>>>

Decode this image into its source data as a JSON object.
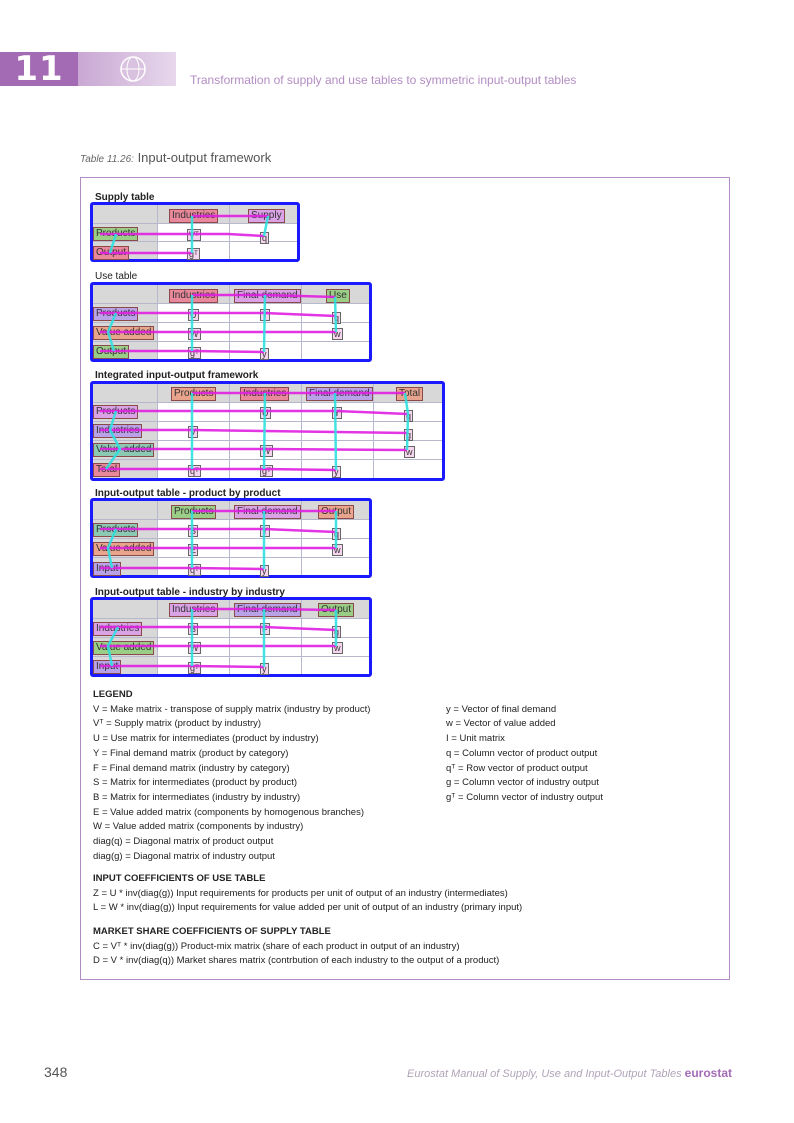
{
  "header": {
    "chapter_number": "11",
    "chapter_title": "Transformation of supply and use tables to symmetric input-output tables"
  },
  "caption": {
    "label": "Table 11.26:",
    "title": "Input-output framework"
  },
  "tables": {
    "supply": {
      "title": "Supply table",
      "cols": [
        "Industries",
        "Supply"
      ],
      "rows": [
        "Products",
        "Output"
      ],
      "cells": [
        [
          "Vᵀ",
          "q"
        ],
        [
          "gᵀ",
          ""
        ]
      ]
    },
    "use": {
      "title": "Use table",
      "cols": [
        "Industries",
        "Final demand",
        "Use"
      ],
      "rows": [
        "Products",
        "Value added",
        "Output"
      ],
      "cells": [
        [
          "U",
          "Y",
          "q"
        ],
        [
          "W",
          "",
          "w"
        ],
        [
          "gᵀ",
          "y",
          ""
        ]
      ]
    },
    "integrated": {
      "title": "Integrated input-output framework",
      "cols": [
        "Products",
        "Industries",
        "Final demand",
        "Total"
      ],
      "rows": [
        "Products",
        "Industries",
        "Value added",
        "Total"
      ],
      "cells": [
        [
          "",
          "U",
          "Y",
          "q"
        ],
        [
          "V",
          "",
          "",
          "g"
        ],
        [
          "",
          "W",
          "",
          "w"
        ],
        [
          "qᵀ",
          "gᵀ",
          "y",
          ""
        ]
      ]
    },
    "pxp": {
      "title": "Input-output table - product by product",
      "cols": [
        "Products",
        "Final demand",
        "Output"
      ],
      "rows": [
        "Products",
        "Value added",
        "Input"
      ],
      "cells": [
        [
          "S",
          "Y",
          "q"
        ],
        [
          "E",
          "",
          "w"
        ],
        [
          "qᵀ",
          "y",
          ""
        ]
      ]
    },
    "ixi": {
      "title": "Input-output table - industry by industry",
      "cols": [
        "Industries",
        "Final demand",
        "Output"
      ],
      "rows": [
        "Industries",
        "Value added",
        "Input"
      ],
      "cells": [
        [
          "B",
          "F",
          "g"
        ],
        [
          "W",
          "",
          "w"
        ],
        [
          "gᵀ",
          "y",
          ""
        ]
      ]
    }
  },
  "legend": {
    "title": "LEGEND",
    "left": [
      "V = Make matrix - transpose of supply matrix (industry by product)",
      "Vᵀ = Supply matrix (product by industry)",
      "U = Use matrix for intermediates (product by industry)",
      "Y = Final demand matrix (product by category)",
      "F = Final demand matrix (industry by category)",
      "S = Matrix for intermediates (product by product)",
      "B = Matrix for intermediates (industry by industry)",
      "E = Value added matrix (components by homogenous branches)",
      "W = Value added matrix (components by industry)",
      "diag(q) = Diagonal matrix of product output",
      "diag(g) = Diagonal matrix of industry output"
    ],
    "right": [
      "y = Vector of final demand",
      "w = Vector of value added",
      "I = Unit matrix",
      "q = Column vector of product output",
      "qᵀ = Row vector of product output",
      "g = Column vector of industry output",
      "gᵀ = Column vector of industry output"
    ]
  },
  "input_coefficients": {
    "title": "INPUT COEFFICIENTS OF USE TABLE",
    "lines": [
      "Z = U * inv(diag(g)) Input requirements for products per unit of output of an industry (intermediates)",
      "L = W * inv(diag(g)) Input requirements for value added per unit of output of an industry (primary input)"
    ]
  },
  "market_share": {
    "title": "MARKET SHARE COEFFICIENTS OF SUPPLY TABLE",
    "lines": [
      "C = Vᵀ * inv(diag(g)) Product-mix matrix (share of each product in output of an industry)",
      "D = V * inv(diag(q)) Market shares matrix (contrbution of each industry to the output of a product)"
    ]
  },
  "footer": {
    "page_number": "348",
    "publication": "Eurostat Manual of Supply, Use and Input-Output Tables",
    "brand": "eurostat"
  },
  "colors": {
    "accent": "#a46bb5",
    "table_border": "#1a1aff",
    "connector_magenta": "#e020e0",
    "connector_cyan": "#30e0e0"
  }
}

<<<
>>>

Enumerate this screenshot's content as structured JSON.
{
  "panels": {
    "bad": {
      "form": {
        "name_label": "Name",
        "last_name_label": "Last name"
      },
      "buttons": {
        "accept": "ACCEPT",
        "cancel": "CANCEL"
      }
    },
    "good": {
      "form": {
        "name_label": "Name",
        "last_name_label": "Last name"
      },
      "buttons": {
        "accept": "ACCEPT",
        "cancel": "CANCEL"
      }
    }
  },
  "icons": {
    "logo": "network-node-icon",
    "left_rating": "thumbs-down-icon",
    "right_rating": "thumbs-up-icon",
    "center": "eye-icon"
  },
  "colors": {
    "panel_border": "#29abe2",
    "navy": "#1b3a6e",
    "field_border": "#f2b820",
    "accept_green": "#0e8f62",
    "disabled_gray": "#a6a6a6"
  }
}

<<<

▶ Exercise goal
From the data above, gather every line that includes the word "this".

▶ Right answer
Decode this image into its source data as a JSON object.
Enumerate this screenshot's content as structured JSON.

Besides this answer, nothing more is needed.